## Begin Supplied records

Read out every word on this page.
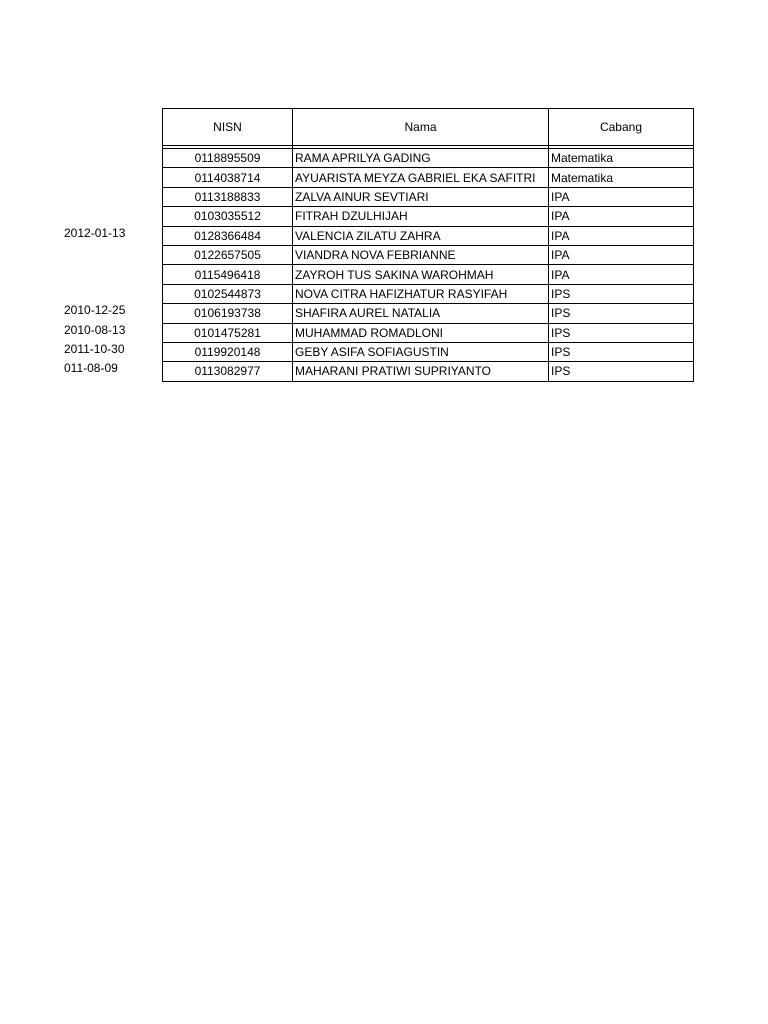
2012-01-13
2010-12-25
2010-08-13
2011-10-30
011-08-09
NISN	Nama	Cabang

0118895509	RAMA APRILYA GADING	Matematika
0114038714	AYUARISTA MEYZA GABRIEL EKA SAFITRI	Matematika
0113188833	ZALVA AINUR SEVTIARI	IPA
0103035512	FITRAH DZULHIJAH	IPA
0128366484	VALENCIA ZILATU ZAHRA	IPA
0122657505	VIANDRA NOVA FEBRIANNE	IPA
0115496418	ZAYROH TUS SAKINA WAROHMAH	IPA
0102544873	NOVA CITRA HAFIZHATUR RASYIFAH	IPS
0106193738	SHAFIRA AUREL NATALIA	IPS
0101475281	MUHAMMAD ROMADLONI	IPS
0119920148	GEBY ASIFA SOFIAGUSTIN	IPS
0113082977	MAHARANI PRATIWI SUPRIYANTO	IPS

## End Supplied records
## Begin Supplied records

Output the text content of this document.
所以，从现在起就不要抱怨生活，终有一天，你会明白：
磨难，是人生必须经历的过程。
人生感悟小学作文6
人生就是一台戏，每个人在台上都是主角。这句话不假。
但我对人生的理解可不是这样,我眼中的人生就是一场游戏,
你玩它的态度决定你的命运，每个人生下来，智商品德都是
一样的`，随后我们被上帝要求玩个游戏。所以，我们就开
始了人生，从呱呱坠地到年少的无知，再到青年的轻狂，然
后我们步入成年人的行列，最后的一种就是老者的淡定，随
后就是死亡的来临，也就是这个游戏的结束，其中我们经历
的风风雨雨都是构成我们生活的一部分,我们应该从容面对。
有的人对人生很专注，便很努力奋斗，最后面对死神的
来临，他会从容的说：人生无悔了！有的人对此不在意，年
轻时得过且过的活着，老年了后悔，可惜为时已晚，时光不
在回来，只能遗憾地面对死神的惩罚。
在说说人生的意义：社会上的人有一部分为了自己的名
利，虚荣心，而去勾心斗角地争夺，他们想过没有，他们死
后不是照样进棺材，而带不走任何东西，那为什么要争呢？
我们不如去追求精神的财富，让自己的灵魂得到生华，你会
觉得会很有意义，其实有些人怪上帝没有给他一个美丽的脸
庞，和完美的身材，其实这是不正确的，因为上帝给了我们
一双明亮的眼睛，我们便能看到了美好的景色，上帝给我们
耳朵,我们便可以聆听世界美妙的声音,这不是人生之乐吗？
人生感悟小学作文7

## End Supplied records
## Begin Supplied records

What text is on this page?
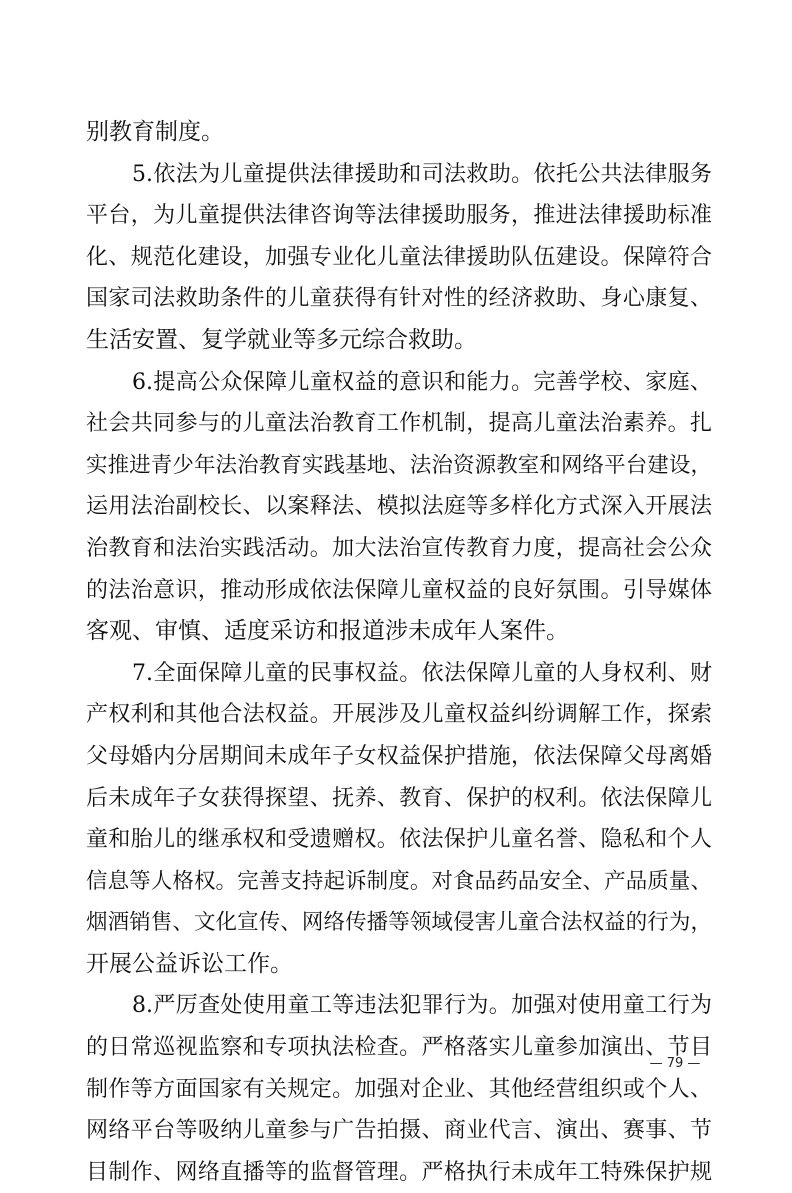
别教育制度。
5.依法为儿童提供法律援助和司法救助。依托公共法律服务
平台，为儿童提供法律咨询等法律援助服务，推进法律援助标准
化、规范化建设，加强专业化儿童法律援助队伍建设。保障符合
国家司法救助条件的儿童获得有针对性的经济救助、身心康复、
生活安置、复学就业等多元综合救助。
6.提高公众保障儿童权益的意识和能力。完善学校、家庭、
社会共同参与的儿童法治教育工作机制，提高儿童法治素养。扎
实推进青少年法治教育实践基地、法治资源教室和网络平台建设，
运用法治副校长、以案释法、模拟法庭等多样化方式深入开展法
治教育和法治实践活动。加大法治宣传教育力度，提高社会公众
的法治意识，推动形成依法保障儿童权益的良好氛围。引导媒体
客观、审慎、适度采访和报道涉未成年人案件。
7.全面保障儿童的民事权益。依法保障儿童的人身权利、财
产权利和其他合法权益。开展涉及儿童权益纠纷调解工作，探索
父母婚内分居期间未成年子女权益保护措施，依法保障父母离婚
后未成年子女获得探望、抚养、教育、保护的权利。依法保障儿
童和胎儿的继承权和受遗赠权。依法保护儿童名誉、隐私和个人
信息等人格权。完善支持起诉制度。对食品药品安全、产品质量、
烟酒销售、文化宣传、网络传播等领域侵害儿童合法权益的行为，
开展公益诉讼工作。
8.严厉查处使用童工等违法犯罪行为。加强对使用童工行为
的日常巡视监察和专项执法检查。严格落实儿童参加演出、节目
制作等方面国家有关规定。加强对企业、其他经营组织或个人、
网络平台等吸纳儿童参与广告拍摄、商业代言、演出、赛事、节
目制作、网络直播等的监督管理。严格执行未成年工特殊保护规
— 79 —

## End Supplied records

[Exercise description] From the entries above, collect every line with the string "NOVA" in it.

[Correct output]
0122657505	VIANDRA NOVA FEBRIANNE	IPA
0102544873	NOVA CITRA HAFIZHATUR RASYIFAH	IPS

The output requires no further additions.